:: MATERIAL PROVIDED ::

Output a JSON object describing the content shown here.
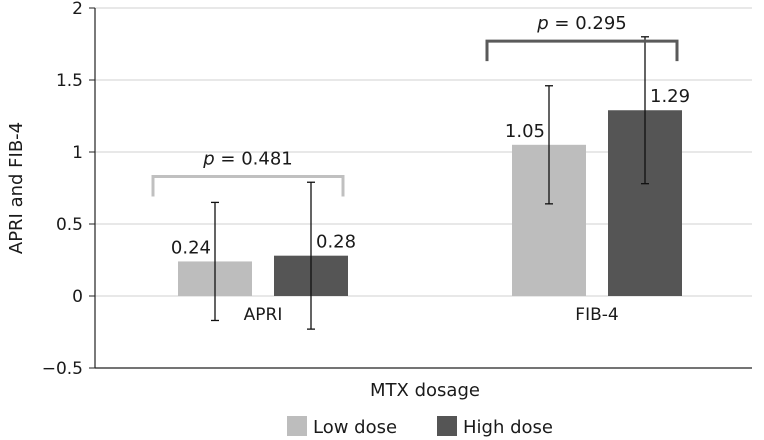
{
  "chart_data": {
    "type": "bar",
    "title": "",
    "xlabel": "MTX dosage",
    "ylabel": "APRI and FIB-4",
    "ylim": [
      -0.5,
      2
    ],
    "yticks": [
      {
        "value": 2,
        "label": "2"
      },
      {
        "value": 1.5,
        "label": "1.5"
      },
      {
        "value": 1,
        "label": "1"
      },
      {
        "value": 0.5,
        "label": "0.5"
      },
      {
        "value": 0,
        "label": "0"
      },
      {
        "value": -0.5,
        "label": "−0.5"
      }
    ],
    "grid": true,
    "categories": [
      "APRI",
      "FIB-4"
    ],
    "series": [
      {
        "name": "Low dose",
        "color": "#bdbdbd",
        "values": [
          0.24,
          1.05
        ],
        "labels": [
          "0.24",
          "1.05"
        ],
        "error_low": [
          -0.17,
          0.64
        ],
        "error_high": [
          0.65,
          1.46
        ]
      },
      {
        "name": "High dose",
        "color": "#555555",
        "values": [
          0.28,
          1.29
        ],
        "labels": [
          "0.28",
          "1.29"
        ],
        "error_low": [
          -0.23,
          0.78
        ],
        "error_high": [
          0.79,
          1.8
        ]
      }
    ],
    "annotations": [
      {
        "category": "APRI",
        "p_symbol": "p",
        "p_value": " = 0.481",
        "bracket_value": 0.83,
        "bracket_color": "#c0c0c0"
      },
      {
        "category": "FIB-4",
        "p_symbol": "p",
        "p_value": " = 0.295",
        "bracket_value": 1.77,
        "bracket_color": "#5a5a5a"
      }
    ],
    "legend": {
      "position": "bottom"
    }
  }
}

:::

**AIM:**
What is the number of lines that hold the string "APRI"? Reply with that number alone.

**TASK OUTPUT:**
3